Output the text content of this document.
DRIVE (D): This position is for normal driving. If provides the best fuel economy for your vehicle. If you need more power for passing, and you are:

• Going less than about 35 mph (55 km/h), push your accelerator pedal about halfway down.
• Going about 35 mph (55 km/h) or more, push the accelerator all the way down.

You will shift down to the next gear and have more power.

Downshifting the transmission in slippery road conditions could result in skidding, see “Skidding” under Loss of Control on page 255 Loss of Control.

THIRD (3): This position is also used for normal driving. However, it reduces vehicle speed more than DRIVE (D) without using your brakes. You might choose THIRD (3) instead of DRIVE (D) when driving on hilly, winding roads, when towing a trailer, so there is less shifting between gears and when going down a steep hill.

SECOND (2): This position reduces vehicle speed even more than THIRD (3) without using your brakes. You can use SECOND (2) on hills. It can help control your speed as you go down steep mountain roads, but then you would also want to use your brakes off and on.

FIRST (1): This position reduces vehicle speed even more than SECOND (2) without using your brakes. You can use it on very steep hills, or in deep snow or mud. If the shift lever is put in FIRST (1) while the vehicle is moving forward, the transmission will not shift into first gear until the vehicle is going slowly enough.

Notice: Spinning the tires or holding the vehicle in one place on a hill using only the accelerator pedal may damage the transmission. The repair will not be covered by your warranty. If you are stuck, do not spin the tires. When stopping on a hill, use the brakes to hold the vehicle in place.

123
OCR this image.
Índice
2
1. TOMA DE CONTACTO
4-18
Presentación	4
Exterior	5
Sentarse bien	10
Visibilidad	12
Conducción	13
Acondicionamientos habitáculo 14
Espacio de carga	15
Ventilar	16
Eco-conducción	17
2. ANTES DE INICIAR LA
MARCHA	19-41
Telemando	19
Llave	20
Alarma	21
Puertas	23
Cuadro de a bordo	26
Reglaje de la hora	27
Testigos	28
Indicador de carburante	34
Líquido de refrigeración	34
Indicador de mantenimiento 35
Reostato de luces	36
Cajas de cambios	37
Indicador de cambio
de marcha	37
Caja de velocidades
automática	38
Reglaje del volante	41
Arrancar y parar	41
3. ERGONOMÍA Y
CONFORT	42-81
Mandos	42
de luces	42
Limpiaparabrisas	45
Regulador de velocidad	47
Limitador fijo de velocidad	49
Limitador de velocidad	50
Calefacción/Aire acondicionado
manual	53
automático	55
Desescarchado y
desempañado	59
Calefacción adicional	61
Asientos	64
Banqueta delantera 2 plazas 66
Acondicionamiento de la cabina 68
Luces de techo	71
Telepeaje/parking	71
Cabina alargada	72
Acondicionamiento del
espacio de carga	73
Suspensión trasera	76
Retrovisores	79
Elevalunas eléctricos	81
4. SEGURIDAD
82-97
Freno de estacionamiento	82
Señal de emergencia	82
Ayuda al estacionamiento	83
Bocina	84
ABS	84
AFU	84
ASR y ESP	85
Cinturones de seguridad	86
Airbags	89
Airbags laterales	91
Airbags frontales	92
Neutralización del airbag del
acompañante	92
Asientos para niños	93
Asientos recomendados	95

- - -

- Goal: Looking at the entries above, state how many lines contain "more"; give the number alone.

- Output for this task: 6